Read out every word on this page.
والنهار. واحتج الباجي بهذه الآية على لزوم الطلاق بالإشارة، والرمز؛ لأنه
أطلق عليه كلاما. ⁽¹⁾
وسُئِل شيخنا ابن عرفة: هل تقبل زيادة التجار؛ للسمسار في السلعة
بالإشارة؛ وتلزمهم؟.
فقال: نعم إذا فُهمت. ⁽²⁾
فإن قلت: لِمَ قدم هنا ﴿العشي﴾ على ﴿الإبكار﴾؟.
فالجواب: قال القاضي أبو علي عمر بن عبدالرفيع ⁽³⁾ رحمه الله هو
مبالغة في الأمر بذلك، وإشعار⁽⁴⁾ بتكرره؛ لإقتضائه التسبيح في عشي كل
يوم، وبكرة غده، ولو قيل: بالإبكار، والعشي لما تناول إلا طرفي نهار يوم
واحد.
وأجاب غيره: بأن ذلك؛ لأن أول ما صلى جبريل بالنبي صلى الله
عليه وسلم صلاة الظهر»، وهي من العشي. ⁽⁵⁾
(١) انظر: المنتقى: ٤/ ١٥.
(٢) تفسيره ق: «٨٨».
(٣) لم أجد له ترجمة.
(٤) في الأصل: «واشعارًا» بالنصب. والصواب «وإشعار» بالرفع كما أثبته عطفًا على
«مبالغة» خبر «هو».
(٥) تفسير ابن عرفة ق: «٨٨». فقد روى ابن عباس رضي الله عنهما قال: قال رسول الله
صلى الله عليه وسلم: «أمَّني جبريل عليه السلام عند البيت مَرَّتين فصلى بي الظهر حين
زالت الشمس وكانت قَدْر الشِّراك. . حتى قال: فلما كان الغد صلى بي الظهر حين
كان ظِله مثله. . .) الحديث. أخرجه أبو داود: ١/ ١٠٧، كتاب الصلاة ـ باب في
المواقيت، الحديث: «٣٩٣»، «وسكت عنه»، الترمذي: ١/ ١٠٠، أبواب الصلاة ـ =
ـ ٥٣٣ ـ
· · · · · · ·
**Work to be completed**
Word for word, extract all the records.

**Completed task**
Read out every word on this page.
والنهار. واحتج الباجي بهذه الآية على لزوم الطلاق بالإشارة، والرمز؛ لأنه
أطلق عليه كلاما. ⁽¹⁾
وسُئِل شيخنا ابن عرفة: هل تقبل زيادة التجار؛ للسمسار في السلعة
بالإشارة؛ وتلزمهم؟.
فقال: نعم إذا فُهمت. ⁽²⁾
فإن قلت: لِمَ قدم هنا ﴿العشي﴾ على ﴿الإبكار﴾؟.
فالجواب: قال القاضي أبو علي عمر بن عبدالرفيع ⁽³⁾ رحمه الله هو
مبالغة في الأمر بذلك، وإشعار⁽⁴⁾ بتكرره؛ لإقتضائه التسبيح في عشي كل
يوم، وبكرة غده، ولو قيل: بالإبكار، والعشي لما تناول إلا طرفي نهار يوم
واحد.
وأجاب غيره: بأن ذلك؛ لأن أول ما صلى جبريل بالنبي صلى الله
عليه وسلم صلاة الظهر»، وهي من العشي. ⁽⁵⁾
(١) انظر: المنتقى: ٤/ ١٥.
(٢) تفسيره ق: «٨٨».
(٣) لم أجد له ترجمة.
(٤) في الأصل: «واشعارًا» بالنصب. والصواب «وإشعار» بالرفع كما أثبته عطفًا على
«مبالغة» خبر «هو».
(٥) تفسير ابن عرفة ق: «٨٨». فقد روى ابن عباس رضي الله عنهما قال: قال رسول الله
صلى الله عليه وسلم: «أمَّني جبريل عليه السلام عند البيت مَرَّتين فصلى بي الظهر حين
زالت الشمس وكانت قَدْر الشِّراك. . حتى قال: فلما كان الغد صلى بي الظهر حين
كان ظِله مثله. . .) الحديث. أخرجه أبو داود: ١/ ١٠٧، كتاب الصلاة ـ باب في
المواقيت، الحديث: «٣٩٣»، «وسكت عنه»، الترمذي: ١/ ١٠٠، أبواب الصلاة ـ =
ـ ٥٣٣ ـ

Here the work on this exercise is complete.